→ **Tâches et exercices**:
[1] D'après le texte extrait, pourquoi l'ancien établissement hospitalier de Gonesse peut-il désormais recevoir des migrants ?
[2] Relevez toutes les institutions ou administrations nommées dans le corps du texte extrait.
[3] Indiquez si chaque affirmation concorde avec le texte extrait, en répondant par oui ou non et en citant les mots décisifs :
(a) Les migrants attendus viennent du XVIIIe arrondissement de Paris.
(b) La mairie de Gonesse approuve la décision.
(c) L'ancien établissement accueille encore des patients.

→ **Texte extrait**:
╭──
Gonesse Val d'Oise ancien ch

A peine le déménagement de l'hôpital de Gonesse dans ses murs flambant neufs achevé... Que de nouveaux arrivants sont déjà attendus aujourd'hui. Suite à une décision prise par la préfecture de région et de celle du Val-d'Oise, plusieurs dizaines de migrants, déplacés du XVIIIe arrondissement de Paris, vont s'installer à compter d'aujourd'hui au sein de l'ancien établissement, désormais dépourvu de patients. Une décision qui révolte la mairie de Gonesse, qui a fait valoir qu'elle s'opposait fermement à cette décision.
╰──
Éléments de données:
╭──
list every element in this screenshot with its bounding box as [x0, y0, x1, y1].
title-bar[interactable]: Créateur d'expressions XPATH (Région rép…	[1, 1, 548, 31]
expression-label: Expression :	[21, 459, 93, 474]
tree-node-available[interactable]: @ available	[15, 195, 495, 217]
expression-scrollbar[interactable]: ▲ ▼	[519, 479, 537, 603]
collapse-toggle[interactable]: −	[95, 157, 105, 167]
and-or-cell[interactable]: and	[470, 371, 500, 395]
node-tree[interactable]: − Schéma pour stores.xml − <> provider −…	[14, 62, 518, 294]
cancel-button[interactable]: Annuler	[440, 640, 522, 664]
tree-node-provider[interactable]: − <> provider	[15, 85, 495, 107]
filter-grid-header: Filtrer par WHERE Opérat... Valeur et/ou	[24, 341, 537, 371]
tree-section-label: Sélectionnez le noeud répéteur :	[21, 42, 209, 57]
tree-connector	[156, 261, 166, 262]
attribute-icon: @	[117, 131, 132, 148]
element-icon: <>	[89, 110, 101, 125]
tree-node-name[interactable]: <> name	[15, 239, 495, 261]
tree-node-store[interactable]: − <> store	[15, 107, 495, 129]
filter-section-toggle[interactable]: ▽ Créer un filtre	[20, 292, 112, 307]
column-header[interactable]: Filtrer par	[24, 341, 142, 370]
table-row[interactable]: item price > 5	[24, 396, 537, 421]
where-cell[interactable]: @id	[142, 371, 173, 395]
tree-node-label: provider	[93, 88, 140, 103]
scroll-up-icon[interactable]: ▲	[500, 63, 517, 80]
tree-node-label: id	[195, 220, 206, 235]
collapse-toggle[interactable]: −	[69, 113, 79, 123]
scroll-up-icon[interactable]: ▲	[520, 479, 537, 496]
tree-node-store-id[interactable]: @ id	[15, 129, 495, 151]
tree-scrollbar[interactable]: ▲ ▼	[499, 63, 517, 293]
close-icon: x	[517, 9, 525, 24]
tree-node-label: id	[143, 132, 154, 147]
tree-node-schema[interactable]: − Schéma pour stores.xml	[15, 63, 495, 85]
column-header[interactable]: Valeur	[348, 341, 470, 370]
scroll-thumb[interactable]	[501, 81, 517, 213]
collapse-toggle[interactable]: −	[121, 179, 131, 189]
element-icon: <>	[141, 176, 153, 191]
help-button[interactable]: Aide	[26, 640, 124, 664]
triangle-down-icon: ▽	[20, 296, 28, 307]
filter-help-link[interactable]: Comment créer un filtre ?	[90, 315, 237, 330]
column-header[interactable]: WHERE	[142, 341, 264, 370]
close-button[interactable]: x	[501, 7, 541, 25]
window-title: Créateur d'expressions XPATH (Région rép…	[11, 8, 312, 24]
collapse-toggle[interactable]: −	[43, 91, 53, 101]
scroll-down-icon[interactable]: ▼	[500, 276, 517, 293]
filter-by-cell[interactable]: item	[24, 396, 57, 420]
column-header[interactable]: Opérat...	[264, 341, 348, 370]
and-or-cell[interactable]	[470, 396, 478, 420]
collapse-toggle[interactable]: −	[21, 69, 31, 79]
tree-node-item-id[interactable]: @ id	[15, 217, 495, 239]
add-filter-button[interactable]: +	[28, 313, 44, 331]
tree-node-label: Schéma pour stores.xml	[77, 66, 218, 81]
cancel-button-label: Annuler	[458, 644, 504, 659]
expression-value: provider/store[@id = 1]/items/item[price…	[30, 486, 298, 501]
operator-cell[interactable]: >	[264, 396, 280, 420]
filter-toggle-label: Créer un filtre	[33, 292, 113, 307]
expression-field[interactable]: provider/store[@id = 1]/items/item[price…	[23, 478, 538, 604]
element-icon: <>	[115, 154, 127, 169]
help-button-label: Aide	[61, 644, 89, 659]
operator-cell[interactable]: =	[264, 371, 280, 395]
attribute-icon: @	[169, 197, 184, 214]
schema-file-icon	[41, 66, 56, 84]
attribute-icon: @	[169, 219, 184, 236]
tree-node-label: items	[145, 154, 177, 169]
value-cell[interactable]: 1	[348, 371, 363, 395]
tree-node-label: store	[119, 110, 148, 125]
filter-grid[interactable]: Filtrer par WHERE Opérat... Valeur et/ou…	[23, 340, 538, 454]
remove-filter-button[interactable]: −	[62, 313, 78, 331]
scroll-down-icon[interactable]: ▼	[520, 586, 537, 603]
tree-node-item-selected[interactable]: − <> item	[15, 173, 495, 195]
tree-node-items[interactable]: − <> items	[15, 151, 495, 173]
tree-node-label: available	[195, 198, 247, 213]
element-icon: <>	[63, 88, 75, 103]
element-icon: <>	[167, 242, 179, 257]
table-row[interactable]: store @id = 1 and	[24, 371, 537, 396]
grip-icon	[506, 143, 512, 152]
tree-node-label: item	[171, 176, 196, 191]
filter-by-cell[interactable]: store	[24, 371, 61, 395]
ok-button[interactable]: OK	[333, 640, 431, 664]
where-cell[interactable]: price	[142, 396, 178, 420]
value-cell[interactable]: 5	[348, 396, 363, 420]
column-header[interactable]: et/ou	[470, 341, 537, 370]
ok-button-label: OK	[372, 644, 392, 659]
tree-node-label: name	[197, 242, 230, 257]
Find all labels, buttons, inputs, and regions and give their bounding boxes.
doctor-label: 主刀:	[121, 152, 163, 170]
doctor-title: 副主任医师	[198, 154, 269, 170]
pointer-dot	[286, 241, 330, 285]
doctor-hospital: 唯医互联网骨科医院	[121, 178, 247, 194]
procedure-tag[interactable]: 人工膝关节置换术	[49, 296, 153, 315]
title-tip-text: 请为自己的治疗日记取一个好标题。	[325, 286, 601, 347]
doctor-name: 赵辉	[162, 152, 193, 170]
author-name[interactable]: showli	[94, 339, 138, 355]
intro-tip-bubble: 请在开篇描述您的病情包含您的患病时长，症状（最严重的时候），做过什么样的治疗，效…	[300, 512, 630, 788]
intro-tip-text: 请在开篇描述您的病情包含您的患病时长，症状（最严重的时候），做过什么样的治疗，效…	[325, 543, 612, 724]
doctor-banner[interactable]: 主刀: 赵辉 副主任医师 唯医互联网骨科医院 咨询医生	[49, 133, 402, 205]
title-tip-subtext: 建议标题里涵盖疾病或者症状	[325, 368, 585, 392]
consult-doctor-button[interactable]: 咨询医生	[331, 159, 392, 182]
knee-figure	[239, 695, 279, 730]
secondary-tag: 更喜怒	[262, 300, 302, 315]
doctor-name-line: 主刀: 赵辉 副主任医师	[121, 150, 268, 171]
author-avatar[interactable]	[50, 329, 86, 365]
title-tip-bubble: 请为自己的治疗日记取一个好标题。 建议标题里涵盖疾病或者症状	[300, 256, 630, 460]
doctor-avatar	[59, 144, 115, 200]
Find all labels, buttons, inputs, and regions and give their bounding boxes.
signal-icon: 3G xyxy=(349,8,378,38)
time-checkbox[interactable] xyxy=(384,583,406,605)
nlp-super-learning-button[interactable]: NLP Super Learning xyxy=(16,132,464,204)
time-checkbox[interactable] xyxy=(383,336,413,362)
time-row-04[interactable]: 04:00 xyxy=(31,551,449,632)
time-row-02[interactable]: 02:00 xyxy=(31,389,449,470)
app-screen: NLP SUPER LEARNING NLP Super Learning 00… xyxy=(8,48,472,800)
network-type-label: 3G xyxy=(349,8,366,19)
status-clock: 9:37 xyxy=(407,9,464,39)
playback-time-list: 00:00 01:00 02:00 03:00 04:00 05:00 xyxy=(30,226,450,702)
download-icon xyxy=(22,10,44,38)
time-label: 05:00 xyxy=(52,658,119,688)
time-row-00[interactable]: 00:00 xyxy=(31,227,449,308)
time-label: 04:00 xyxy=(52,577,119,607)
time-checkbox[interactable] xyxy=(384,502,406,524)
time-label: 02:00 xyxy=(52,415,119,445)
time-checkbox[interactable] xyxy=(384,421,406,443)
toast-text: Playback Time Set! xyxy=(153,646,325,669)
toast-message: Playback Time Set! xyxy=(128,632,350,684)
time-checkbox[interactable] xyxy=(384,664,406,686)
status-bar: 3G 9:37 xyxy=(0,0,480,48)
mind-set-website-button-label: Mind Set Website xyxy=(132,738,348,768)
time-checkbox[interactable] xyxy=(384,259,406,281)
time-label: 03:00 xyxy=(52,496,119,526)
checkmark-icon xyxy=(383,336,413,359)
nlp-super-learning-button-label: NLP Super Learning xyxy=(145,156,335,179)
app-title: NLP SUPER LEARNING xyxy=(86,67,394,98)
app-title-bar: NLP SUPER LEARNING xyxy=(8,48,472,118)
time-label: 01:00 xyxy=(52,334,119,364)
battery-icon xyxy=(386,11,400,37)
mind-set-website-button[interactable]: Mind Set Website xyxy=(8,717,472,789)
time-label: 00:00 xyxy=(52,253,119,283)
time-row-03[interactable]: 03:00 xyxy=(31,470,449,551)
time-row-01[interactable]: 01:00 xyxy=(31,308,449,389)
╰──
→ **Réponses par tâche**:
[1] Le déménagement de l'hôpital de Gonesse dans ses nouveaux murs est achevé. L'ancien établissement est donc « désormais dépourvu de patients ».

[2]
- l'hôpital de Gonesse
- la préfecture de région
- la préfecture du Val-d'Oise
- la mairie de Gonesse

[3]
(a) Oui : « déplacés du XVIIIe arrondissement de Paris ».
(b) Non : « elle s'opposait fermement à cette décision ».
(c) Non : « désormais dépourvu de patients ».